··· Records to use

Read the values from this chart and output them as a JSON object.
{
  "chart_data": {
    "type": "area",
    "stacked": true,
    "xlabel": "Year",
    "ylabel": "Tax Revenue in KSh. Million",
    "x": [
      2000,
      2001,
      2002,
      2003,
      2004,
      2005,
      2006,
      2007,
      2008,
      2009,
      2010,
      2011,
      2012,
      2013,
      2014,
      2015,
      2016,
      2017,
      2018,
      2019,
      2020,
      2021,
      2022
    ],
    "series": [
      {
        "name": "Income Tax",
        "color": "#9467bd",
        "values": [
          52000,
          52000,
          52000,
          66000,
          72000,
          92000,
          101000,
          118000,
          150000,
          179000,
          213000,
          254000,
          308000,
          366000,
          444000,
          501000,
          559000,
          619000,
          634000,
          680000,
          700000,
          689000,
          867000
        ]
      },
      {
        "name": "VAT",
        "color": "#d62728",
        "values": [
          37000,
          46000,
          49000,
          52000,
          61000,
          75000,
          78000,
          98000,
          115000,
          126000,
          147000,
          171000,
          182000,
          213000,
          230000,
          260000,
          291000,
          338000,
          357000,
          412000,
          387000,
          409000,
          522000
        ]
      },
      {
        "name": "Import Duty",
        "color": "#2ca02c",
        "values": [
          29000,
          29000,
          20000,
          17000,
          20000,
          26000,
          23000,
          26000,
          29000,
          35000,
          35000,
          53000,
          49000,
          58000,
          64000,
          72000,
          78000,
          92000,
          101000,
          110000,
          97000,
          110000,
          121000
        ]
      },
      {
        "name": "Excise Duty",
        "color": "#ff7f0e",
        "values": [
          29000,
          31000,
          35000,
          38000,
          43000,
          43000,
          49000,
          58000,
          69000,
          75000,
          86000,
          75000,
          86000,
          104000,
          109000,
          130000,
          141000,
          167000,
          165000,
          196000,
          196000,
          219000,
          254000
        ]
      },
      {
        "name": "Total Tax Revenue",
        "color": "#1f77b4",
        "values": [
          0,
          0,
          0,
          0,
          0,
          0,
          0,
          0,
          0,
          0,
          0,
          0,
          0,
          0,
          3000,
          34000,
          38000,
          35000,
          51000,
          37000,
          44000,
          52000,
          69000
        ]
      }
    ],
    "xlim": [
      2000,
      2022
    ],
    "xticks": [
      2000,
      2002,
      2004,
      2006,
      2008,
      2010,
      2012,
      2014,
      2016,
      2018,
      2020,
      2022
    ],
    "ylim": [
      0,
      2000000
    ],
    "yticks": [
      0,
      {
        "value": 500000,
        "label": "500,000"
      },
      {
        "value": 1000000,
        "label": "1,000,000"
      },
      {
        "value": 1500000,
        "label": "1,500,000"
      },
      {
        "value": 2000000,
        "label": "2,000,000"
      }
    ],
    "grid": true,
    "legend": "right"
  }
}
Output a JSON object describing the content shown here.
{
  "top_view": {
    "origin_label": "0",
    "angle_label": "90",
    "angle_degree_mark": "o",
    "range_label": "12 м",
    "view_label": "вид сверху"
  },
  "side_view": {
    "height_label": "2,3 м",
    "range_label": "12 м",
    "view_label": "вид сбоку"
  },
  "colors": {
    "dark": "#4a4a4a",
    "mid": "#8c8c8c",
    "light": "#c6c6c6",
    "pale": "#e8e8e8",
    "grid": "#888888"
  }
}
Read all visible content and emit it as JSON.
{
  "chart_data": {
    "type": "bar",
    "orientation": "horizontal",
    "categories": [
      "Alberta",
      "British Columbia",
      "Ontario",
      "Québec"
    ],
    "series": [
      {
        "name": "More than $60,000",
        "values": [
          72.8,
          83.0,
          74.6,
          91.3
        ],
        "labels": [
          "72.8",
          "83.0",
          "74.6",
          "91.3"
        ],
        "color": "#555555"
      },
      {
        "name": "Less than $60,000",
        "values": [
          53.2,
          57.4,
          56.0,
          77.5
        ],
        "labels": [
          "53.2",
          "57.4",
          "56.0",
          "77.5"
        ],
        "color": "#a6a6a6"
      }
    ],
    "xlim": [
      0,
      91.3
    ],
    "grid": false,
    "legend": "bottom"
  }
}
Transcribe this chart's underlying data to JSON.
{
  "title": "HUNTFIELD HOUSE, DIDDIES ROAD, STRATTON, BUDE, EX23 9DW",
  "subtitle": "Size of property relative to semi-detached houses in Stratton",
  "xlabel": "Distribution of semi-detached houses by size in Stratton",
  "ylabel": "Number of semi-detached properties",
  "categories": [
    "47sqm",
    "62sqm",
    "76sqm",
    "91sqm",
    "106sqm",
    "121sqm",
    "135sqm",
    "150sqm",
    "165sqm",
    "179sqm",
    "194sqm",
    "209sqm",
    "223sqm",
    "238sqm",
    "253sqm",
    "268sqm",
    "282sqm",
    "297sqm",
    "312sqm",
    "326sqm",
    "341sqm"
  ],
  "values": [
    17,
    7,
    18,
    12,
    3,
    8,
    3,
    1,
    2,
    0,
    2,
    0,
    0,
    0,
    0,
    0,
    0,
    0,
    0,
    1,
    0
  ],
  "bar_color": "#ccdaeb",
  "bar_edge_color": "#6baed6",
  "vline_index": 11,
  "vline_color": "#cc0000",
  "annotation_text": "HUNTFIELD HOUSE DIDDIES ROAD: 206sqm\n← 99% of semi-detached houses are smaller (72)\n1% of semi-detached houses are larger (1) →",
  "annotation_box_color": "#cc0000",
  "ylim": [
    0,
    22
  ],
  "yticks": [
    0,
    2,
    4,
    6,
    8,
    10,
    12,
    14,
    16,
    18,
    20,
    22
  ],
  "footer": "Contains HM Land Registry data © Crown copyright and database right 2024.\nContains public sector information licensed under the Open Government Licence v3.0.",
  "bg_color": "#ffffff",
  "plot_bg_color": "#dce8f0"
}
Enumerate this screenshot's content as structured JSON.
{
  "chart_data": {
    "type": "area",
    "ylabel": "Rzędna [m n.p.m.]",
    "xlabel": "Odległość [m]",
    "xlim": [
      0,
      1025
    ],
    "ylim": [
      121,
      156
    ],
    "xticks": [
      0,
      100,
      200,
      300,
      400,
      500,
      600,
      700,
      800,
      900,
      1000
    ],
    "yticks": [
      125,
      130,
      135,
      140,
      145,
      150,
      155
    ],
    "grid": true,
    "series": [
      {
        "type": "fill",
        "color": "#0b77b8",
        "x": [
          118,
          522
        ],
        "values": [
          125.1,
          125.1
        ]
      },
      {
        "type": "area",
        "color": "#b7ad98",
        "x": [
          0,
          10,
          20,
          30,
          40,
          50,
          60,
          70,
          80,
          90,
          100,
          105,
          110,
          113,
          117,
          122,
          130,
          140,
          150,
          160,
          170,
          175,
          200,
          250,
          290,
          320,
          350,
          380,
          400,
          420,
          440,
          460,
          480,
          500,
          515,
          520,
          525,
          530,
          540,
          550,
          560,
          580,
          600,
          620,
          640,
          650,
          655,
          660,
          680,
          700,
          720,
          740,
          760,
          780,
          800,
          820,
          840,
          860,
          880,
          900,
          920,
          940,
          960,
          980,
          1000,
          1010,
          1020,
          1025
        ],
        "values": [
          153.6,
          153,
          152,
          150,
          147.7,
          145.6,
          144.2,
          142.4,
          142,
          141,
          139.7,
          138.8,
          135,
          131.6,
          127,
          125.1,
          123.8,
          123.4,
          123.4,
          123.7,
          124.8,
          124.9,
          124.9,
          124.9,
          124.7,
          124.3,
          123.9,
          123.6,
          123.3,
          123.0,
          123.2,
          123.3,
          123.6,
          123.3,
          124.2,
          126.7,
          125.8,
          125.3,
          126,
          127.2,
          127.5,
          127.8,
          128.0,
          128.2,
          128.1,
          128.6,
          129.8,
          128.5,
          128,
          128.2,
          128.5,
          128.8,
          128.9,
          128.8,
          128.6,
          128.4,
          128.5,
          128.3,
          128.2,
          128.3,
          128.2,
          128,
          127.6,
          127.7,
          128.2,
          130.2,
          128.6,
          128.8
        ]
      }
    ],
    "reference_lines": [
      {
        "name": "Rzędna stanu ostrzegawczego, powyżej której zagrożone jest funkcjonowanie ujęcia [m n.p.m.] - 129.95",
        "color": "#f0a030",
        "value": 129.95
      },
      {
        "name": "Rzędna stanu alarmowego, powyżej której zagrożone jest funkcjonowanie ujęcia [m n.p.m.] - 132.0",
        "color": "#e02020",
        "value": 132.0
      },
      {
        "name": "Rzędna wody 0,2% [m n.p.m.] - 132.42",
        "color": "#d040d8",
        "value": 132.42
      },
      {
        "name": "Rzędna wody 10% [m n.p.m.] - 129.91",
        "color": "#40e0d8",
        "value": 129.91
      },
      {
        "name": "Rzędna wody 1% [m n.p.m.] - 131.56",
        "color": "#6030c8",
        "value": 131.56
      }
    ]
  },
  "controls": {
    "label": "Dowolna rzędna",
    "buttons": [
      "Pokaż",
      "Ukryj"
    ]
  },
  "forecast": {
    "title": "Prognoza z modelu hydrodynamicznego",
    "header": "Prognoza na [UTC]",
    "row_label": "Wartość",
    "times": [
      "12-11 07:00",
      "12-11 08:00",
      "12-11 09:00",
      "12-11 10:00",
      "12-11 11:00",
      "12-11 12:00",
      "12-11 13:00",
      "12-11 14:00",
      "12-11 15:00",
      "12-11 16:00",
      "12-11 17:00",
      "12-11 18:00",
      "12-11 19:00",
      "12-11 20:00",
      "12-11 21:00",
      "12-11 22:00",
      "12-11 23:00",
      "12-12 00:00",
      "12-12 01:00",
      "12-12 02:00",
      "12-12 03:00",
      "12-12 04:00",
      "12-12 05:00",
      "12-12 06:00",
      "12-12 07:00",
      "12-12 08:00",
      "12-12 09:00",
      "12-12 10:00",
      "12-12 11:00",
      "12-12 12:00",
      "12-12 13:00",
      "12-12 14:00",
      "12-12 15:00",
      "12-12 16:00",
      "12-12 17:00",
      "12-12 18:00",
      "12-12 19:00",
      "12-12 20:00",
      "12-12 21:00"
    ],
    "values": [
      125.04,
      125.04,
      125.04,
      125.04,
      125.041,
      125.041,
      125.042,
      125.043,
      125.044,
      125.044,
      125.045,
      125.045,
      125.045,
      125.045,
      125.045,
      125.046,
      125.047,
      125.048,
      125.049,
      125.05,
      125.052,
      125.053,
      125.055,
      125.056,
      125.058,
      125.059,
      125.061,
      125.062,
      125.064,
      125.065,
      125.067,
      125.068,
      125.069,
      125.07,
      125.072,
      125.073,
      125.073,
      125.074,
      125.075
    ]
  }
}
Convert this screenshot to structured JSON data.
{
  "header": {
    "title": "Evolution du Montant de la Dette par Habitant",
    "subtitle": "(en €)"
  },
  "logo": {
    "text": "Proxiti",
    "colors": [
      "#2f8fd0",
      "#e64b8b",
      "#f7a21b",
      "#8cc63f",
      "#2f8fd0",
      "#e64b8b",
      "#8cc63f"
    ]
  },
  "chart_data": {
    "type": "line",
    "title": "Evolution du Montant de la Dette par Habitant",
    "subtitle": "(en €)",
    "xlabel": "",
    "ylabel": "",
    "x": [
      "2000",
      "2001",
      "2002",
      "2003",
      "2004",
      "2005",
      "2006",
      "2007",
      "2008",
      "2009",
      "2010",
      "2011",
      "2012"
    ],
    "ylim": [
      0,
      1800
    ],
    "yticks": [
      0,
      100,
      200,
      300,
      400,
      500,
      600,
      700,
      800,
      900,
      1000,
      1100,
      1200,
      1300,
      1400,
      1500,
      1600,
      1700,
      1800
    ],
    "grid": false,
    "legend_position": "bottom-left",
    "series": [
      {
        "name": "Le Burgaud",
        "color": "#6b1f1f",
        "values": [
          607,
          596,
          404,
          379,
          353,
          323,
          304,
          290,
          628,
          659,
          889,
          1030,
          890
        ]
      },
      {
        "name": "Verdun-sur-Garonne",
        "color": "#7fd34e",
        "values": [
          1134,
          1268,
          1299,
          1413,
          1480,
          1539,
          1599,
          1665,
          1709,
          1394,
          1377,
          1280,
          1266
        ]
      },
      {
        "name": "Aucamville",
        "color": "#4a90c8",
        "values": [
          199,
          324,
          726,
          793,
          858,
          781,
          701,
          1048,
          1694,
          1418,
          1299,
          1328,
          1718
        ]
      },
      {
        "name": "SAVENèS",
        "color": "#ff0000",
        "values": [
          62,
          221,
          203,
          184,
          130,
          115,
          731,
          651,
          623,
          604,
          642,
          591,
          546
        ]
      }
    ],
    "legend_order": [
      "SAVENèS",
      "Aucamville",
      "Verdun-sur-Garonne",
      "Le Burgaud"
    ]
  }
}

······

▶ _Exercise goal_
Only lines that contain the word "jest" are wanted; copy each of them.

▶ _Full response_
        "name": "Rzędna stanu ostrzegawczego, powyżej której zagrożone jest funkcjonowanie ujęcia [m n.p.m.] - 129.95",
        "name": "Rzędna stanu alarmowego, powyżej której zagrożone jest funkcjonowanie ujęcia [m n.p.m.] - 132.0",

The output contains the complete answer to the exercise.